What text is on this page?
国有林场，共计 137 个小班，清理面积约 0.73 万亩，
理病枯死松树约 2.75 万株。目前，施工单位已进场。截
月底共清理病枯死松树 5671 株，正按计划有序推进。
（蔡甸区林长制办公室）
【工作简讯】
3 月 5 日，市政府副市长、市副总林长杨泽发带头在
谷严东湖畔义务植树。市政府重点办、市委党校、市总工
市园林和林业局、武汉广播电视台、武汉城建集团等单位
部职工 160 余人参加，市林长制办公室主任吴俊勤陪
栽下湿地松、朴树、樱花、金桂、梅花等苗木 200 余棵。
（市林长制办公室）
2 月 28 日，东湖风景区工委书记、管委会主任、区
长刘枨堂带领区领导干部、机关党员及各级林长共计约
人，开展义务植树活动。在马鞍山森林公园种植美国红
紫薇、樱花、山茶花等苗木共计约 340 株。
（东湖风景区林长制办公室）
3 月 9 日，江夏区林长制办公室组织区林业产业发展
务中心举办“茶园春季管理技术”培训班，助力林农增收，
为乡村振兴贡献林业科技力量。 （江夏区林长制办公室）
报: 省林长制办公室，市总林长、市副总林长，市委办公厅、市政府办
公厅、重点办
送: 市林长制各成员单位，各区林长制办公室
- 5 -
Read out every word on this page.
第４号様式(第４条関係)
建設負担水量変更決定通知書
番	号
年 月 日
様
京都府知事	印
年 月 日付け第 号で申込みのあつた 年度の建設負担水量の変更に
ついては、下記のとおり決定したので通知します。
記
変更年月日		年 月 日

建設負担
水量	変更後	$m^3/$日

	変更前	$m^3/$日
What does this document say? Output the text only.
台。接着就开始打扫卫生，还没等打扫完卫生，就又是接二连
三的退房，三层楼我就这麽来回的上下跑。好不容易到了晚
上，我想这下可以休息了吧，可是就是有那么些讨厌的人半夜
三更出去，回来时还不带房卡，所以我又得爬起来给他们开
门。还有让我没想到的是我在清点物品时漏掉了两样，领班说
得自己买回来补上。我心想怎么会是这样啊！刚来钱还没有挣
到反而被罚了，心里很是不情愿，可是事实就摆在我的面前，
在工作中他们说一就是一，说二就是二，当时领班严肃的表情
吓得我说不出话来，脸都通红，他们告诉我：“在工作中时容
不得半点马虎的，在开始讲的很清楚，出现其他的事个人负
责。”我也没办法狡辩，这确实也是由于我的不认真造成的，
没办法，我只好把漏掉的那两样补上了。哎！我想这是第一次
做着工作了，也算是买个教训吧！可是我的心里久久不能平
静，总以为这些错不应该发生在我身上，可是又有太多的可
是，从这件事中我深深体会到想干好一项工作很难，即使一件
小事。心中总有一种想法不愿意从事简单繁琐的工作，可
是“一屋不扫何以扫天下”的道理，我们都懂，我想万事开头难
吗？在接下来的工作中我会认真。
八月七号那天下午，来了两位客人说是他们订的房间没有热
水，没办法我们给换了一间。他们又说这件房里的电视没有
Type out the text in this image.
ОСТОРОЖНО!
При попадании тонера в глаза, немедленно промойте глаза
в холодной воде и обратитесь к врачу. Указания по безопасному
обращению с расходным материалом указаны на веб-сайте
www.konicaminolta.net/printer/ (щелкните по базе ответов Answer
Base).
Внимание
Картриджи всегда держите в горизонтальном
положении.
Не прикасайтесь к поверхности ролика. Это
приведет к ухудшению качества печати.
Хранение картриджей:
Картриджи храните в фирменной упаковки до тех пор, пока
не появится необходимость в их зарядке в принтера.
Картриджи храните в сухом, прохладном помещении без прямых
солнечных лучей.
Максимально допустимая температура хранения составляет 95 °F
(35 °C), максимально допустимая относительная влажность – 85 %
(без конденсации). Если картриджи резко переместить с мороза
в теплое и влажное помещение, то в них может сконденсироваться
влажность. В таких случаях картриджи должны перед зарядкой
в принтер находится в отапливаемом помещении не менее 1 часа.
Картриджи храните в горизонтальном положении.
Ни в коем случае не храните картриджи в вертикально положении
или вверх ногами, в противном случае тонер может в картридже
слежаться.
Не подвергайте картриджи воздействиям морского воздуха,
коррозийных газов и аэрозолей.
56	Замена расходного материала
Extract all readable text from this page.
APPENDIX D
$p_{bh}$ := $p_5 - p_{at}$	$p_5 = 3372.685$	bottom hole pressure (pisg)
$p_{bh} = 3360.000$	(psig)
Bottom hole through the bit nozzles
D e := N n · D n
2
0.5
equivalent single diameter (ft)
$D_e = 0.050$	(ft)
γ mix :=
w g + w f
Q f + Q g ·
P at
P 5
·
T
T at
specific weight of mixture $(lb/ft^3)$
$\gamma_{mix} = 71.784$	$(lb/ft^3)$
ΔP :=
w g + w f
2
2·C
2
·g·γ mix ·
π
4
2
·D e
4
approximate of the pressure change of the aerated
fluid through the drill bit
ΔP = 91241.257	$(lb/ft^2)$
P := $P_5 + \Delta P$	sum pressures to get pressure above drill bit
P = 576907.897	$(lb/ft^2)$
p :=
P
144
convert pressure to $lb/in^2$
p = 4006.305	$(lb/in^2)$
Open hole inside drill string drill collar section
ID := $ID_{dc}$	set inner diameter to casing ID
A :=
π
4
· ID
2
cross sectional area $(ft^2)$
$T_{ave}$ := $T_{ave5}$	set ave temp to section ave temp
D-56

********

• **EXERCISE**: Each of the records should be retyped exactly.

• **SOLUTION TO THIS PROBLEM**:
What text is on this page?
国有林场，共计 137 个小班，清理面积约 0.73 万亩，
理病枯死松树约 2.75 万株。目前，施工单位已进场。截
月底共清理病枯死松树 5671 株，正按计划有序推进。
（蔡甸区林长制办公室）
【工作简讯】
3 月 5 日，市政府副市长、市副总林长杨泽发带头在
谷严东湖畔义务植树。市政府重点办、市委党校、市总工
市园林和林业局、武汉广播电视台、武汉城建集团等单位
部职工 160 余人参加，市林长制办公室主任吴俊勤陪
栽下湿地松、朴树、樱花、金桂、梅花等苗木 200 余棵。
（市林长制办公室）
2 月 28 日，东湖风景区工委书记、管委会主任、区
长刘枨堂带领区领导干部、机关党员及各级林长共计约
人，开展义务植树活动。在马鞍山森林公园种植美国红
紫薇、樱花、山茶花等苗木共计约 340 株。
（东湖风景区林长制办公室）
3 月 9 日，江夏区林长制办公室组织区林业产业发展
务中心举办“茶园春季管理技术”培训班，助力林农增收，
为乡村振兴贡献林业科技力量。 （江夏区林长制办公室）
报: 省林长制办公室，市总林长、市副总林长，市委办公厅、市政府办
公厅、重点办
送: 市林长制各成员单位，各区林长制办公室
- 5 -
Read out every word on this page.
第４号様式(第４条関係)
建設負担水量変更決定通知書
番	号
年 月 日
様
京都府知事	印
年 月 日付け第 号で申込みのあつた 年度の建設負担水量の変更に
ついては、下記のとおり決定したので通知します。
記
変更年月日		年 月 日

建設負担
水量	変更後	$m^3/$日

	変更前	$m^3/$日
What does this document say? Output the text only.
台。接着就开始打扫卫生，还没等打扫完卫生，就又是接二连
三的退房，三层楼我就这麽来回的上下跑。好不容易到了晚
上，我想这下可以休息了吧，可是就是有那么些讨厌的人半夜
三更出去，回来时还不带房卡，所以我又得爬起来给他们开
门。还有让我没想到的是我在清点物品时漏掉了两样，领班说
得自己买回来补上。我心想怎么会是这样啊！刚来钱还没有挣
到反而被罚了，心里很是不情愿，可是事实就摆在我的面前，
在工作中他们说一就是一，说二就是二，当时领班严肃的表情
吓得我说不出话来，脸都通红，他们告诉我：“在工作中时容
不得半点马虎的，在开始讲的很清楚，出现其他的事个人负
责。”我也没办法狡辩，这确实也是由于我的不认真造成的，
没办法，我只好把漏掉的那两样补上了。哎！我想这是第一次
做着工作了，也算是买个教训吧！可是我的心里久久不能平
静，总以为这些错不应该发生在我身上，可是又有太多的可
是，从这件事中我深深体会到想干好一项工作很难，即使一件
小事。心中总有一种想法不愿意从事简单繁琐的工作，可
是“一屋不扫何以扫天下”的道理，我们都懂，我想万事开头难
吗？在接下来的工作中我会认真。
八月七号那天下午，来了两位客人说是他们订的房间没有热
水，没办法我们给换了一间。他们又说这件房里的电视没有
Type out the text in this image.
ОСТОРОЖНО!
При попадании тонера в глаза, немедленно промойте глаза
в холодной воде и обратитесь к врачу. Указания по безопасному
обращению с расходным материалом указаны на веб-сайте
www.konicaminolta.net/printer/ (щелкните по базе ответов Answer
Base).
Внимание
Картриджи всегда держите в горизонтальном
положении.
Не прикасайтесь к поверхности ролика. Это
приведет к ухудшению качества печати.
Хранение картриджей:
Картриджи храните в фирменной упаковки до тех пор, пока
не появится необходимость в их зарядке в принтера.
Картриджи храните в сухом, прохладном помещении без прямых
солнечных лучей.
Максимально допустимая температура хранения составляет 95 °F
(35 °C), максимально допустимая относительная влажность – 85 %
(без конденсации). Если картриджи резко переместить с мороза
в теплое и влажное помещение, то в них может сконденсироваться
влажность. В таких случаях картриджи должны перед зарядкой
в принтер находится в отапливаемом помещении не менее 1 часа.
Картриджи храните в горизонтальном положении.
Ни в коем случае не храните картриджи в вертикально положении
или вверх ногами, в противном случае тонер может в картридже
слежаться.
Не подвергайте картриджи воздействиям морского воздуха,
коррозийных газов и аэрозолей.
56	Замена расходного материала
Extract all readable text from this page.
APPENDIX D
$p_{bh}$ := $p_5 - p_{at}$	$p_5 = 3372.685$	bottom hole pressure (pisg)
$p_{bh} = 3360.000$	(psig)
Bottom hole through the bit nozzles
D e := N n · D n
2
0.5
equivalent single diameter (ft)
$D_e = 0.050$	(ft)
γ mix :=
w g + w f
Q f + Q g ·
P at
P 5
·
T
T at
specific weight of mixture $(lb/ft^3)$
$\gamma_{mix} = 71.784$	$(lb/ft^3)$
ΔP :=
w g + w f
2
2·C
2
·g·γ mix ·
π
4
2
·D e
4
approximate of the pressure change of the aerated
fluid through the drill bit
ΔP = 91241.257	$(lb/ft^2)$
P := $P_5 + \Delta P$	sum pressures to get pressure above drill bit
P = 576907.897	$(lb/ft^2)$
p :=
P
144
convert pressure to $lb/in^2$
p = 4006.305	$(lb/in^2)$
Open hole inside drill string drill collar section
ID := $ID_{dc}$	set inner diameter to casing ID
A :=
π
4
· ID
2
cross sectional area $(ft^2)$
$T_{ave}$ := $T_{ave5}$	set ave temp to section ave temp
D-56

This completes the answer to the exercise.